→ **Task**:
Please quote the material exactly, every line of it.

→ **Data provided**:

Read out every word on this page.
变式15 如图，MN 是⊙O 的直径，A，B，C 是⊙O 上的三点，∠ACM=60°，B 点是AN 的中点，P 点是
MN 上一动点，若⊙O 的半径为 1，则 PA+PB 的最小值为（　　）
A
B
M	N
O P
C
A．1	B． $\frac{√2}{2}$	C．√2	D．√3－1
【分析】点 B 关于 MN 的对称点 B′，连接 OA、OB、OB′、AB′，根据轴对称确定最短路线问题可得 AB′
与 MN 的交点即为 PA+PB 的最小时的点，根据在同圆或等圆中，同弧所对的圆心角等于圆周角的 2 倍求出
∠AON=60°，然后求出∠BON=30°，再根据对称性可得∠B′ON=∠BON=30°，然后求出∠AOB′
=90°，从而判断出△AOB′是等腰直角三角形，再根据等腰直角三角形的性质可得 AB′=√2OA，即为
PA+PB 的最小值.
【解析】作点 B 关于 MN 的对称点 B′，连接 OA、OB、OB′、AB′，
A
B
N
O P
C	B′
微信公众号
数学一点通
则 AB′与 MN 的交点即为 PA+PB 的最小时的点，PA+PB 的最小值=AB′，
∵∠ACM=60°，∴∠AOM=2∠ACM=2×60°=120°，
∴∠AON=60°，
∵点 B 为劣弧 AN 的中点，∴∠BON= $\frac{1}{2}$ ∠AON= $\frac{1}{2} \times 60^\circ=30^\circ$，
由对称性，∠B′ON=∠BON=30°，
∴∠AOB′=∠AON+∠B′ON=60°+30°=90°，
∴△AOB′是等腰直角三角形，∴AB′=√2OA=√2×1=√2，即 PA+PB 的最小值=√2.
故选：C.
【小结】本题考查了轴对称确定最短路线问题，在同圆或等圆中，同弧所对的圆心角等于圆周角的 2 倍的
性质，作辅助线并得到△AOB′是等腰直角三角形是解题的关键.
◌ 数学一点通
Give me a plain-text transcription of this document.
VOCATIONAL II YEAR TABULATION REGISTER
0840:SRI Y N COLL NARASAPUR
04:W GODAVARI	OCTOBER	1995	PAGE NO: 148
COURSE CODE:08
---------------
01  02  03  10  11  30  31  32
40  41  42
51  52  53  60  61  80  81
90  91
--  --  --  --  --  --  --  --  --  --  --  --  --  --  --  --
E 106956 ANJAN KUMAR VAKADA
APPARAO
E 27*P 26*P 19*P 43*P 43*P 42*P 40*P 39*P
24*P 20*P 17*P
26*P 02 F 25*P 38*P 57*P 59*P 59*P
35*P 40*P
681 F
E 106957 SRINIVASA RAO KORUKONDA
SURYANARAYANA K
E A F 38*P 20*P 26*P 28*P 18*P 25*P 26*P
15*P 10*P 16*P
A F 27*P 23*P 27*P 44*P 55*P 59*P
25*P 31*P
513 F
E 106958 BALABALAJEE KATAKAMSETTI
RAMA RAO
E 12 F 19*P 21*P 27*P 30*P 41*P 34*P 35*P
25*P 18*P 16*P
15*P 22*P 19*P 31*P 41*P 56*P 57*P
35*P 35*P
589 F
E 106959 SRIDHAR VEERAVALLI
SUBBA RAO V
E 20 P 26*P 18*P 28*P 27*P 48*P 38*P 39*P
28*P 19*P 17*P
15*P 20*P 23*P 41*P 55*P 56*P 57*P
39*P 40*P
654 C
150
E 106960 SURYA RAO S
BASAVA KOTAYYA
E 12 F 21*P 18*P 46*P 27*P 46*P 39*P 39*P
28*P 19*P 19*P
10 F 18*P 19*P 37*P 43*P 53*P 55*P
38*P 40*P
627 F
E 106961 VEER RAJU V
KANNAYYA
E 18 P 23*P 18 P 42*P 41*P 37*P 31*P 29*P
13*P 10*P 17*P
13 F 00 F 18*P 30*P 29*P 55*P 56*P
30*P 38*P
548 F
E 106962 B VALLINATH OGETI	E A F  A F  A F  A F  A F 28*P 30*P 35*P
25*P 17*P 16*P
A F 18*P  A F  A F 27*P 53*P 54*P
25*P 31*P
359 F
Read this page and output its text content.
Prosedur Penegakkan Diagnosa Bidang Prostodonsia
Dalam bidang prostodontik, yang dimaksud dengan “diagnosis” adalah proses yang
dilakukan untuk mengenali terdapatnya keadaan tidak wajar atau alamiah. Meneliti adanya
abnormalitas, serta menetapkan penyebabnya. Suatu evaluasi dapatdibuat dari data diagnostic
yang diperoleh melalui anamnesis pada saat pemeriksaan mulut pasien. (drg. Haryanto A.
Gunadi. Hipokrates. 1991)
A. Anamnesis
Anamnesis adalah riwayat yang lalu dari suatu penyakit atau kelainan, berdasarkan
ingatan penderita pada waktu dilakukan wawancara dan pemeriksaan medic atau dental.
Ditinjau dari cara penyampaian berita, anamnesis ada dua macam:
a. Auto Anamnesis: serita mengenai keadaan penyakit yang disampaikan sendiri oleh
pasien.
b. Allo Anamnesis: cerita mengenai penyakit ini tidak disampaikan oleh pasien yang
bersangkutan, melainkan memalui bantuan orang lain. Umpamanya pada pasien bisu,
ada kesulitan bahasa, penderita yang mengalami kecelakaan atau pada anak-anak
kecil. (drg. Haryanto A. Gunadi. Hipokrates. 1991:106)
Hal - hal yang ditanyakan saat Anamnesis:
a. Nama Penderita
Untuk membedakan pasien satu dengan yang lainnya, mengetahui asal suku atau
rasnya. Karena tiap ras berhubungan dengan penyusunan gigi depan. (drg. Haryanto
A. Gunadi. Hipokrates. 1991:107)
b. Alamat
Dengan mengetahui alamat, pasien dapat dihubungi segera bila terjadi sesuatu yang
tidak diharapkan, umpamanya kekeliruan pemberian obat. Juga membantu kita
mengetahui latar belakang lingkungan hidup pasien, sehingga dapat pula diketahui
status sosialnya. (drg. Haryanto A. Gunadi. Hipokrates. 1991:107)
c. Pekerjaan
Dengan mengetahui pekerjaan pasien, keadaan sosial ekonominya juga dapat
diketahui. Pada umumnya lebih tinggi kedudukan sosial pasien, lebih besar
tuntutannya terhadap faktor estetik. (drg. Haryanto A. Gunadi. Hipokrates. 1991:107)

→ **Task response**:
Read out every word on this page.
变式15 如图，MN 是⊙O 的直径，A，B，C 是⊙O 上的三点，∠ACM=60°，B 点是AN 的中点，P 点是
MN 上一动点，若⊙O 的半径为 1，则 PA+PB 的最小值为（　　）
A
B
M	N
O P
C
A．1	B． $\frac{√2}{2}$	C．√2	D．√3－1
【分析】点 B 关于 MN 的对称点 B′，连接 OA、OB、OB′、AB′，根据轴对称确定最短路线问题可得 AB′
与 MN 的交点即为 PA+PB 的最小时的点，根据在同圆或等圆中，同弧所对的圆心角等于圆周角的 2 倍求出
∠AON=60°，然后求出∠BON=30°，再根据对称性可得∠B′ON=∠BON=30°，然后求出∠AOB′
=90°，从而判断出△AOB′是等腰直角三角形，再根据等腰直角三角形的性质可得 AB′=√2OA，即为
PA+PB 的最小值.
【解析】作点 B 关于 MN 的对称点 B′，连接 OA、OB、OB′、AB′，
A
B
N
O P
C	B′
微信公众号
数学一点通
则 AB′与 MN 的交点即为 PA+PB 的最小时的点，PA+PB 的最小值=AB′，
∵∠ACM=60°，∴∠AOM=2∠ACM=2×60°=120°，
∴∠AON=60°，
∵点 B 为劣弧 AN 的中点，∴∠BON= $\frac{1}{2}$ ∠AON= $\frac{1}{2} \times 60^\circ=30^\circ$，
由对称性，∠B′ON=∠BON=30°，
∴∠AOB′=∠AON+∠B′ON=60°+30°=90°，
∴△AOB′是等腰直角三角形，∴AB′=√2OA=√2×1=√2，即 PA+PB 的最小值=√2.
故选：C.
【小结】本题考查了轴对称确定最短路线问题，在同圆或等圆中，同弧所对的圆心角等于圆周角的 2 倍的
性质，作辅助线并得到△AOB′是等腰直角三角形是解题的关键.
◌ 数学一点通
Give me a plain-text transcription of this document.
VOCATIONAL II YEAR TABULATION REGISTER
0840:SRI Y N COLL NARASAPUR
04:W GODAVARI	OCTOBER	1995	PAGE NO: 148
COURSE CODE:08
---------------
01  02  03  10  11  30  31  32
40  41  42
51  52  53  60  61  80  81
90  91
--  --  --  --  --  --  --  --  --  --  --  --  --  --  --  --
E 106956 ANJAN KUMAR VAKADA
APPARAO
E 27*P 26*P 19*P 43*P 43*P 42*P 40*P 39*P
24*P 20*P 17*P
26*P 02 F 25*P 38*P 57*P 59*P 59*P
35*P 40*P
681 F
E 106957 SRINIVASA RAO KORUKONDA
SURYANARAYANA K
E A F 38*P 20*P 26*P 28*P 18*P 25*P 26*P
15*P 10*P 16*P
A F 27*P 23*P 27*P 44*P 55*P 59*P
25*P 31*P
513 F
E 106958 BALABALAJEE KATAKAMSETTI
RAMA RAO
E 12 F 19*P 21*P 27*P 30*P 41*P 34*P 35*P
25*P 18*P 16*P
15*P 22*P 19*P 31*P 41*P 56*P 57*P
35*P 35*P
589 F
E 106959 SRIDHAR VEERAVALLI
SUBBA RAO V
E 20 P 26*P 18*P 28*P 27*P 48*P 38*P 39*P
28*P 19*P 17*P
15*P 20*P 23*P 41*P 55*P 56*P 57*P
39*P 40*P
654 C
150
E 106960 SURYA RAO S
BASAVA KOTAYYA
E 12 F 21*P 18*P 46*P 27*P 46*P 39*P 39*P
28*P 19*P 19*P
10 F 18*P 19*P 37*P 43*P 53*P 55*P
38*P 40*P
627 F
E 106961 VEER RAJU V
KANNAYYA
E 18 P 23*P 18 P 42*P 41*P 37*P 31*P 29*P
13*P 10*P 17*P
13 F 00 F 18*P 30*P 29*P 55*P 56*P
30*P 38*P
548 F
E 106962 B VALLINATH OGETI	E A F  A F  A F  A F  A F 28*P 30*P 35*P
25*P 17*P 16*P
A F 18*P  A F  A F 27*P 53*P 54*P
25*P 31*P
359 F
Read this page and output its text content.
Prosedur Penegakkan Diagnosa Bidang Prostodonsia
Dalam bidang prostodontik, yang dimaksud dengan “diagnosis” adalah proses yang
dilakukan untuk mengenali terdapatnya keadaan tidak wajar atau alamiah. Meneliti adanya
abnormalitas, serta menetapkan penyebabnya. Suatu evaluasi dapatdibuat dari data diagnostic
yang diperoleh melalui anamnesis pada saat pemeriksaan mulut pasien. (drg. Haryanto A.
Gunadi. Hipokrates. 1991)
A. Anamnesis
Anamnesis adalah riwayat yang lalu dari suatu penyakit atau kelainan, berdasarkan
ingatan penderita pada waktu dilakukan wawancara dan pemeriksaan medic atau dental.
Ditinjau dari cara penyampaian berita, anamnesis ada dua macam:
a. Auto Anamnesis: serita mengenai keadaan penyakit yang disampaikan sendiri oleh
pasien.
b. Allo Anamnesis: cerita mengenai penyakit ini tidak disampaikan oleh pasien yang
bersangkutan, melainkan memalui bantuan orang lain. Umpamanya pada pasien bisu,
ada kesulitan bahasa, penderita yang mengalami kecelakaan atau pada anak-anak
kecil. (drg. Haryanto A. Gunadi. Hipokrates. 1991:106)
Hal - hal yang ditanyakan saat Anamnesis:
a. Nama Penderita
Untuk membedakan pasien satu dengan yang lainnya, mengetahui asal suku atau
rasnya. Karena tiap ras berhubungan dengan penyusunan gigi depan. (drg. Haryanto
A. Gunadi. Hipokrates. 1991:107)
b. Alamat
Dengan mengetahui alamat, pasien dapat dihubungi segera bila terjadi sesuatu yang
tidak diharapkan, umpamanya kekeliruan pemberian obat. Juga membantu kita
mengetahui latar belakang lingkungan hidup pasien, sehingga dapat pula diketahui
status sosialnya. (drg. Haryanto A. Gunadi. Hipokrates. 1991:107)
c. Pekerjaan
Dengan mengetahui pekerjaan pasien, keadaan sosial ekonominya juga dapat
diketahui. Pada umumnya lebih tinggi kedudukan sosial pasien, lebih besar
tuntutannya terhadap faktor estetik. (drg. Haryanto A. Gunadi. Hipokrates. 1991:107)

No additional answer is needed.